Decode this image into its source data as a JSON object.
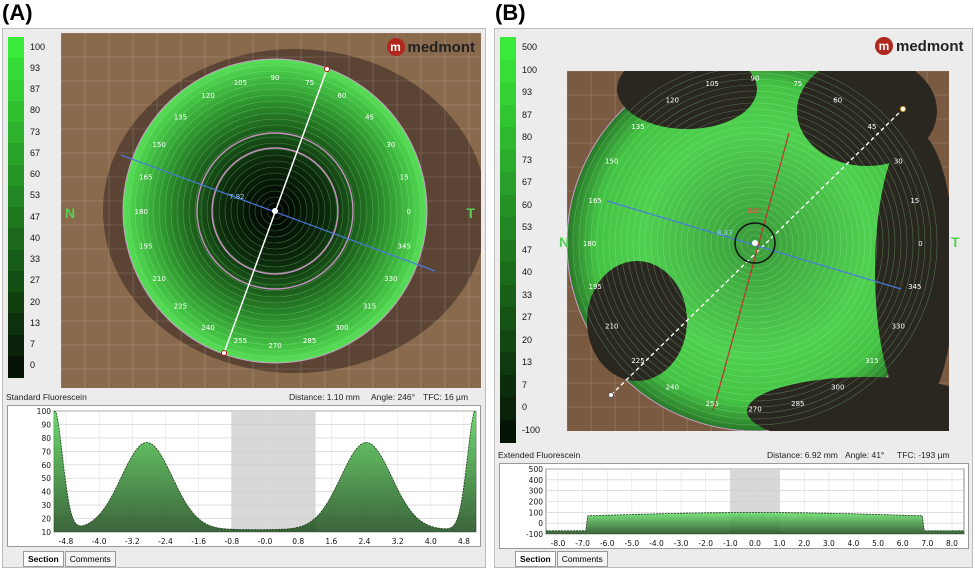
{
  "brand": "medmont",
  "panels": [
    {
      "label": "(A)",
      "map_type": "Standard Fluorescein",
      "scale": [
        "100",
        "93",
        "87",
        "80",
        "73",
        "67",
        "60",
        "53",
        "47",
        "40",
        "33",
        "27",
        "20",
        "13",
        "7",
        "0"
      ],
      "left_side": "N",
      "right_side": "T",
      "center_readout": "",
      "line_readout": "7.82",
      "info": {
        "distance": "Distance: 1.10 mm",
        "angle": "Angle: 246°",
        "tfc": "TFC: 16 µm"
      },
      "angle_labels": [
        "90",
        "75",
        "60",
        "45",
        "30",
        "15",
        "0",
        "345",
        "330",
        "315",
        "300",
        "285",
        "270",
        "255",
        "240",
        "225",
        "210",
        "195",
        "180",
        "165",
        "150",
        "135",
        "120",
        "105"
      ],
      "profile": {
        "y_labels": [
          "100",
          "90",
          "80",
          "70",
          "60",
          "50",
          "40",
          "30",
          "20",
          "10"
        ],
        "x_labels": [
          "-4.8",
          "-4.0",
          "-3.2",
          "-2.4",
          "-1.6",
          "-0.8",
          "-0.0",
          "0.8",
          "1.6",
          "2.4",
          "3.2",
          "4.0",
          "4.8"
        ]
      },
      "tabs": [
        "Section",
        "Comments"
      ],
      "colors": {
        "fill": "#2f8a2f",
        "peak": "#56d456"
      }
    },
    {
      "label": "(B)",
      "map_type": "Extended Fluorescein",
      "scale": [
        "500",
        "100",
        "93",
        "87",
        "80",
        "73",
        "67",
        "60",
        "53",
        "47",
        "40",
        "33",
        "27",
        "20",
        "13",
        "7",
        "0",
        "-100"
      ],
      "left_side": "N",
      "right_side": "T",
      "center_readout": "0.00",
      "line_readout": "8.33",
      "info": {
        "distance": "Distance: 6.92 mm",
        "angle": "Angle: 41°",
        "tfc": "TFC: -193 µm"
      },
      "angle_labels": [
        "90",
        "75",
        "60",
        "45",
        "30",
        "15",
        "0",
        "345",
        "330",
        "315",
        "300",
        "285",
        "270",
        "255",
        "240",
        "225",
        "210",
        "195",
        "180",
        "165",
        "150",
        "135",
        "120",
        "105"
      ],
      "profile": {
        "y_labels": [
          "500",
          "400",
          "300",
          "200",
          "100",
          "0",
          "-100"
        ],
        "x_labels": [
          "-8.0",
          "-7.0",
          "-6.0",
          "-5.0",
          "-4.0",
          "-3.0",
          "-2.0",
          "-1.0",
          "0.0",
          "1.0",
          "2.0",
          "3.0",
          "4.0",
          "5.0",
          "6.0",
          "7.0",
          "8.0"
        ]
      },
      "tabs": [
        "Section",
        "Comments"
      ],
      "colors": {
        "fill": "#43c843",
        "peak": "#66e066"
      }
    }
  ]
}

______

■ INSTRUCTIONS FOR THE TASK ■
Reproduce the material in its entirety and word for word, without the pictures.

■ FINISHED TASK ■
Decode this image into its source data as a JSON object.
{
  "brand": "medmont",
  "panels": [
    {
      "label": "(A)",
      "map_type": "Standard Fluorescein",
      "scale": [
        "100",
        "93",
        "87",
        "80",
        "73",
        "67",
        "60",
        "53",
        "47",
        "40",
        "33",
        "27",
        "20",
        "13",
        "7",
        "0"
      ],
      "left_side": "N",
      "right_side": "T",
      "center_readout": "",
      "line_readout": "7.82",
      "info": {
        "distance": "Distance: 1.10 mm",
        "angle": "Angle: 246°",
        "tfc": "TFC: 16 µm"
      },
      "angle_labels": [
        "90",
        "75",
        "60",
        "45",
        "30",
        "15",
        "0",
        "345",
        "330",
        "315",
        "300",
        "285",
        "270",
        "255",
        "240",
        "225",
        "210",
        "195",
        "180",
        "165",
        "150",
        "135",
        "120",
        "105"
      ],
      "profile": {
        "y_labels": [
          "100",
          "90",
          "80",
          "70",
          "60",
          "50",
          "40",
          "30",
          "20",
          "10"
        ],
        "x_labels": [
          "-4.8",
          "-4.0",
          "-3.2",
          "-2.4",
          "-1.6",
          "-0.8",
          "-0.0",
          "0.8",
          "1.6",
          "2.4",
          "3.2",
          "4.0",
          "4.8"
        ]
      },
      "tabs": [
        "Section",
        "Comments"
      ],
      "colors": {
        "fill": "#2f8a2f",
        "peak": "#56d456"
      }
    },
    {
      "label": "(B)",
      "map_type": "Extended Fluorescein",
      "scale": [
        "500",
        "100",
        "93",
        "87",
        "80",
        "73",
        "67",
        "60",
        "53",
        "47",
        "40",
        "33",
        "27",
        "20",
        "13",
        "7",
        "0",
        "-100"
      ],
      "left_side": "N",
      "right_side": "T",
      "center_readout": "0.00",
      "line_readout": "8.33",
      "info": {
        "distance": "Distance: 6.92 mm",
        "angle": "Angle: 41°",
        "tfc": "TFC: -193 µm"
      },
      "angle_labels": [
        "90",
        "75",
        "60",
        "45",
        "30",
        "15",
        "0",
        "345",
        "330",
        "315",
        "300",
        "285",
        "270",
        "255",
        "240",
        "225",
        "210",
        "195",
        "180",
        "165",
        "150",
        "135",
        "120",
        "105"
      ],
      "profile": {
        "y_labels": [
          "500",
          "400",
          "300",
          "200",
          "100",
          "0",
          "-100"
        ],
        "x_labels": [
          "-8.0",
          "-7.0",
          "-6.0",
          "-5.0",
          "-4.0",
          "-3.0",
          "-2.0",
          "-1.0",
          "0.0",
          "1.0",
          "2.0",
          "3.0",
          "4.0",
          "5.0",
          "6.0",
          "7.0",
          "8.0"
        ]
      },
      "tabs": [
        "Section",
        "Comments"
      ],
      "colors": {
        "fill": "#43c843",
        "peak": "#66e066"
      }
    }
  ]
}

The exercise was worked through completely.